■ Task prompt
Each line containing the word "plain" must be collected.

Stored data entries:

************

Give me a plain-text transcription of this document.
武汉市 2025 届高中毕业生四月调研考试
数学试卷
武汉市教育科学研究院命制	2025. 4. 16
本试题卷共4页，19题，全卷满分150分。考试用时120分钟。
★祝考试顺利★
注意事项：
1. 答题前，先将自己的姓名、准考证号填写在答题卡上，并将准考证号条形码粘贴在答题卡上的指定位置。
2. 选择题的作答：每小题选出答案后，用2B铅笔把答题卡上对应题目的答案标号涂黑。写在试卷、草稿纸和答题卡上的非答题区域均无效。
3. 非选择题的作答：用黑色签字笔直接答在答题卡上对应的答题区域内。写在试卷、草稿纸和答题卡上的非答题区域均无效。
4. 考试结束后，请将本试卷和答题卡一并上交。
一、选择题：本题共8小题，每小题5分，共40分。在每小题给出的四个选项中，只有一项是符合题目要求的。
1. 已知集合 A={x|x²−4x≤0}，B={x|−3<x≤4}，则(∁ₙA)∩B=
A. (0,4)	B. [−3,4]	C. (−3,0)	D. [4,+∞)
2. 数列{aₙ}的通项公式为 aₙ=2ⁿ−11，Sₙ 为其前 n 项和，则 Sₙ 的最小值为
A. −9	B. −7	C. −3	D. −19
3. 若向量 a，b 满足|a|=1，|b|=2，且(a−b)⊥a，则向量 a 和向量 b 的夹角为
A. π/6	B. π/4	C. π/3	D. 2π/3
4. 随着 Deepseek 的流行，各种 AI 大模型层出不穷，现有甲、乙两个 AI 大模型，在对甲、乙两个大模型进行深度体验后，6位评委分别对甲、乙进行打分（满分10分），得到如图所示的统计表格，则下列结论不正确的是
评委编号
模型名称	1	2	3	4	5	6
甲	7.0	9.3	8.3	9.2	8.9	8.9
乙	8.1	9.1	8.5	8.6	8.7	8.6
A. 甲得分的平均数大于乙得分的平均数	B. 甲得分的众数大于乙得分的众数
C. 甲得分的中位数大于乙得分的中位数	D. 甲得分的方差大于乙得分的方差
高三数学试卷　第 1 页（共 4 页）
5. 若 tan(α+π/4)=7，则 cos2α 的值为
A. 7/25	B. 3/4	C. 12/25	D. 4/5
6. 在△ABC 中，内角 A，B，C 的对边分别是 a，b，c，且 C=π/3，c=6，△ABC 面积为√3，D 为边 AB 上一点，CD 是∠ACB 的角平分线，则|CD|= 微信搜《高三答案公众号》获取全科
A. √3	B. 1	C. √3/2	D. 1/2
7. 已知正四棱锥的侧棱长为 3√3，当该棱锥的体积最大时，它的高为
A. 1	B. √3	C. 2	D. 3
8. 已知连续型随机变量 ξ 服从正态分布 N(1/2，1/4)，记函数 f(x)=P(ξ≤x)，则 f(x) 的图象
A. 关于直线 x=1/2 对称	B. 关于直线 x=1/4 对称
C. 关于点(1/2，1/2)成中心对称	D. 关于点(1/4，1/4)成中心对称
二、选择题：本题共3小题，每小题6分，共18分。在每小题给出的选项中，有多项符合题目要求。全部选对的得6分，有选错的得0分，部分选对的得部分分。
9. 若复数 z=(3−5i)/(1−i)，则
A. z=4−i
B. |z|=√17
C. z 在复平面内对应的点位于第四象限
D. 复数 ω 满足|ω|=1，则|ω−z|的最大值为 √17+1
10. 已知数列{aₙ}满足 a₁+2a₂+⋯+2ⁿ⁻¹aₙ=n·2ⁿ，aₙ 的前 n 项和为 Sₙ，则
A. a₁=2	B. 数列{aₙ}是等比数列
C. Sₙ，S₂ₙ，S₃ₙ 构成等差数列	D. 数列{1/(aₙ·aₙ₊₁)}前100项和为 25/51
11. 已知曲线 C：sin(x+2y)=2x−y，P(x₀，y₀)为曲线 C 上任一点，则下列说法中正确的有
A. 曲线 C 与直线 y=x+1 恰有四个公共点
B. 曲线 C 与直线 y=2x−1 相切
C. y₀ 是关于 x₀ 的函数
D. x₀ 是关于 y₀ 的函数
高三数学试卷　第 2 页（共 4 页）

************

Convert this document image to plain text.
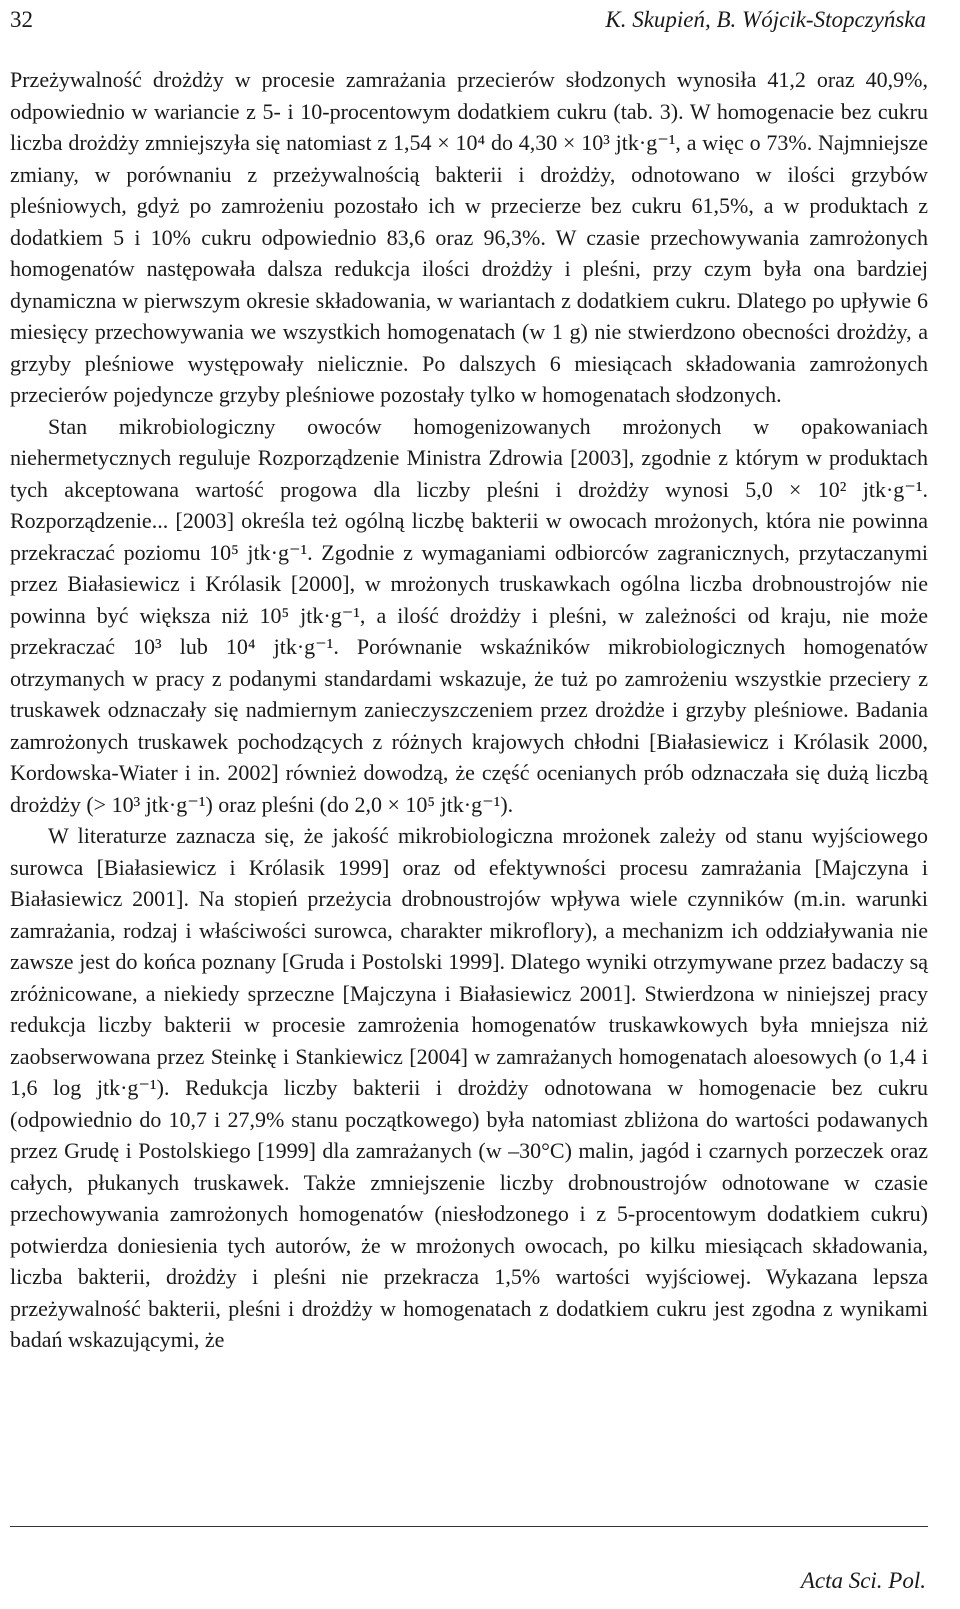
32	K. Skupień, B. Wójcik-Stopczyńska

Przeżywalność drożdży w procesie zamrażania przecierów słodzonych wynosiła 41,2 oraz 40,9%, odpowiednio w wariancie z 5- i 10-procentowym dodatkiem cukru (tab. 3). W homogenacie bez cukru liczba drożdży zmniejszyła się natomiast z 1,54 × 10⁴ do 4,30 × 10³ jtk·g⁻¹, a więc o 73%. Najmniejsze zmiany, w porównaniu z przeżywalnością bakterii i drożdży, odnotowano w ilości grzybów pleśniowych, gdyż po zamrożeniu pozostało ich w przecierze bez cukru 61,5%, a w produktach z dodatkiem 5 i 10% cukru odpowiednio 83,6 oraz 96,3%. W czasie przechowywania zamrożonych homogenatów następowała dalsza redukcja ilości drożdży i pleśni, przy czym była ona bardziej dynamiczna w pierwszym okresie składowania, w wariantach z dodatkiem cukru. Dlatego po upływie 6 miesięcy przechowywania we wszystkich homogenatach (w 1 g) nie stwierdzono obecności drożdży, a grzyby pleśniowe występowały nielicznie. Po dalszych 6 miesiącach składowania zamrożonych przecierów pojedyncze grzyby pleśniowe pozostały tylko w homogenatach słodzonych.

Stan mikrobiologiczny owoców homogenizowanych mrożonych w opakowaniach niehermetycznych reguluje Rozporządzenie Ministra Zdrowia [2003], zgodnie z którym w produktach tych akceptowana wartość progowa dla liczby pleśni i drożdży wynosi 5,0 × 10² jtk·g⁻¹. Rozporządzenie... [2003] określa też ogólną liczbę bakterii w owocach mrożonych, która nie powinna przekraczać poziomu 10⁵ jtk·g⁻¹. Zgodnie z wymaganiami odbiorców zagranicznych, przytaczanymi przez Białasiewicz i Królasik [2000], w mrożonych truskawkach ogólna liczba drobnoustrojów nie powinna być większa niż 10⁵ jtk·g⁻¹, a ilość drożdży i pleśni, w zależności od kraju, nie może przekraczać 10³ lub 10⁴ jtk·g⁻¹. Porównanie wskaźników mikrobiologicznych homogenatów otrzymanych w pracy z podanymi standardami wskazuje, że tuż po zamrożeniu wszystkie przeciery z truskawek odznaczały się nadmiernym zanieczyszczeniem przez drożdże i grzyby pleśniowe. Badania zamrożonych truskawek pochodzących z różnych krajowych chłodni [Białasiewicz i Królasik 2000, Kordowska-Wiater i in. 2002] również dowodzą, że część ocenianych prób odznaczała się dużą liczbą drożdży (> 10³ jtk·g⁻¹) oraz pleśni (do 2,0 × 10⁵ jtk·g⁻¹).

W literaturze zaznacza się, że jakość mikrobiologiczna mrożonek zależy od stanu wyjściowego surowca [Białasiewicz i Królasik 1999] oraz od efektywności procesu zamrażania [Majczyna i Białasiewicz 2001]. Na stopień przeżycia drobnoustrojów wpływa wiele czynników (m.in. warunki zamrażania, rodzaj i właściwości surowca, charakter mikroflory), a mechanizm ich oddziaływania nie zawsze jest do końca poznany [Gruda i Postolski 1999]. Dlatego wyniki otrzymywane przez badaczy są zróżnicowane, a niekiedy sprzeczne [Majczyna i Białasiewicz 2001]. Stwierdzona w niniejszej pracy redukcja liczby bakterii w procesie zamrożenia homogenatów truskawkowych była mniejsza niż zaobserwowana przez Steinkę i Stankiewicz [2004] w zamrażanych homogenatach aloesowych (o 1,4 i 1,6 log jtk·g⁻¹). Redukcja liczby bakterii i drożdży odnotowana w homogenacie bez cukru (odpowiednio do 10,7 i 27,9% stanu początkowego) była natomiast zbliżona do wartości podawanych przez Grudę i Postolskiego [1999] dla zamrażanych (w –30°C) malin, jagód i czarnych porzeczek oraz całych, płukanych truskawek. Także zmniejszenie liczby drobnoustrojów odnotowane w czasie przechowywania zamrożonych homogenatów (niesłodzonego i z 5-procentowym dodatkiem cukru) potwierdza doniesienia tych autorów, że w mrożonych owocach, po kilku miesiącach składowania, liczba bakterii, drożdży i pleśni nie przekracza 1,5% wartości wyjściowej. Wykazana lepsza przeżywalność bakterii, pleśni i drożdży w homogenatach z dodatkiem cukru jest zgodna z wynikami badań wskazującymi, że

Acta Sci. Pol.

************

■ Reply
Give me a plain-text transcription of this document.
Convert this document image to plain text.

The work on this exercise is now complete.